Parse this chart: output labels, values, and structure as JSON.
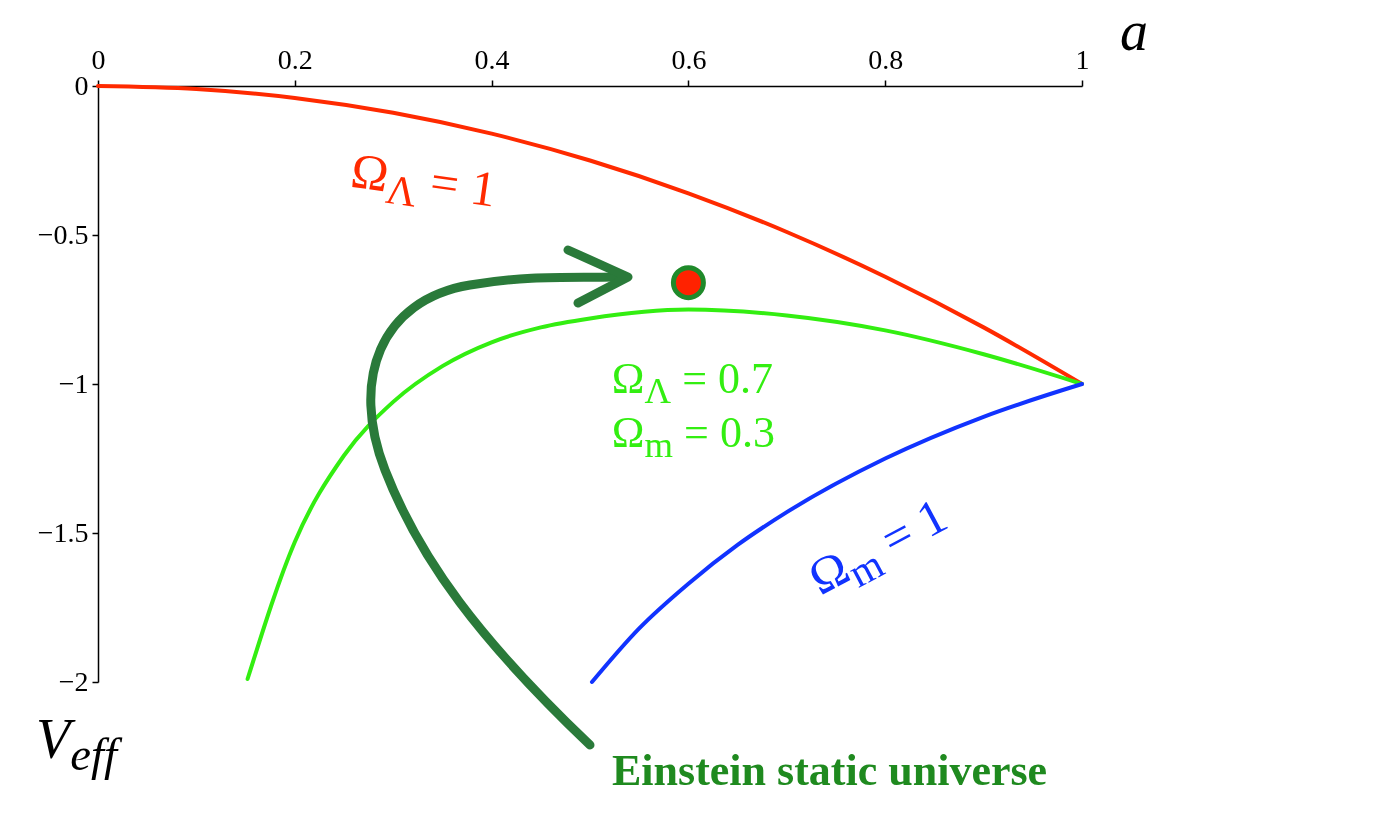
{
  "chart_data": {
    "type": "line",
    "xlabel": "a",
    "ylabel": "V$_{eff}$",
    "xlim": [
      0,
      1
    ],
    "xticks": [
      0,
      0.2,
      0.4,
      0.6,
      0.8,
      1
    ],
    "ylim": [
      -2,
      0
    ],
    "yticks": [
      0,
      -0.5,
      -1,
      -1.5,
      -2
    ],
    "grid": false,
    "series": [
      {
        "name": "Ω$_{Λ}$ = 1",
        "color": "#ff2a00",
        "x": [
          0,
          0.1,
          0.2,
          0.3,
          0.4,
          0.5,
          0.6,
          0.7,
          0.8,
          0.9,
          1
        ],
        "values": [
          0,
          -0.01,
          -0.04,
          -0.09,
          -0.16,
          -0.25,
          -0.36,
          -0.49,
          -0.64,
          -0.81,
          -1
        ]
      },
      {
        "name": "Ω$_{Λ}$ = 0.7\nΩ$_{m}$ = 0.3",
        "color": "#33ee11",
        "x": [
          0.152,
          0.2,
          0.25,
          0.3,
          0.35,
          0.4,
          0.45,
          0.5,
          0.6,
          0.7,
          0.8,
          0.9,
          1
        ],
        "values": [
          -1.99,
          -1.53,
          -1.24,
          -1.06,
          -0.94,
          -0.86,
          -0.81,
          -0.78,
          -0.75,
          -0.77,
          -0.82,
          -0.9,
          -1
        ]
      },
      {
        "name": "Ω$_{m}$ = 1",
        "color": "#1133ff",
        "x": [
          0.502,
          0.55,
          0.6,
          0.65,
          0.7,
          0.8,
          0.9,
          1
        ],
        "values": [
          -2,
          -1.82,
          -1.67,
          -1.54,
          -1.43,
          -1.25,
          -1.11,
          -1
        ]
      },
      {
        "type": "scatter",
        "color": "#ff2200",
        "x": [
          0.6
        ],
        "values": [
          -0.66
        ]
      }
    ],
    "annotations": [
      "Einstein static universe"
    ]
  }
}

========================================================================

## Written instruction
Each entry above should be reproduced exactly, with the pictures removed.

## The output
Parse this chart: output labels, values, and structure as JSON.
{
  "chart_data": {
    "type": "line",
    "xlabel": "a",
    "ylabel": "V$_{eff}$",
    "xlim": [
      0,
      1
    ],
    "xticks": [
      0,
      0.2,
      0.4,
      0.6,
      0.8,
      1
    ],
    "ylim": [
      -2,
      0
    ],
    "yticks": [
      0,
      -0.5,
      -1,
      -1.5,
      -2
    ],
    "grid": false,
    "series": [
      {
        "name": "Ω$_{Λ}$ = 1",
        "color": "#ff2a00",
        "x": [
          0,
          0.1,
          0.2,
          0.3,
          0.4,
          0.5,
          0.6,
          0.7,
          0.8,
          0.9,
          1
        ],
        "values": [
          0,
          -0.01,
          -0.04,
          -0.09,
          -0.16,
          -0.25,
          -0.36,
          -0.49,
          -0.64,
          -0.81,
          -1
        ]
      },
      {
        "name": "Ω$_{Λ}$ = 0.7\nΩ$_{m}$ = 0.3",
        "color": "#33ee11",
        "x": [
          0.152,
          0.2,
          0.25,
          0.3,
          0.35,
          0.4,
          0.45,
          0.5,
          0.6,
          0.7,
          0.8,
          0.9,
          1
        ],
        "values": [
          -1.99,
          -1.53,
          -1.24,
          -1.06,
          -0.94,
          -0.86,
          -0.81,
          -0.78,
          -0.75,
          -0.77,
          -0.82,
          -0.9,
          -1
        ]
      },
      {
        "name": "Ω$_{m}$ = 1",
        "color": "#1133ff",
        "x": [
          0.502,
          0.55,
          0.6,
          0.65,
          0.7,
          0.8,
          0.9,
          1
        ],
        "values": [
          -2,
          -1.82,
          -1.67,
          -1.54,
          -1.43,
          -1.25,
          -1.11,
          -1
        ]
      },
      {
        "type": "scatter",
        "color": "#ff2200",
        "x": [
          0.6
        ],
        "values": [
          -0.66
        ]
      }
    ],
    "annotations": [
      "Einstein static universe"
    ]
  }
}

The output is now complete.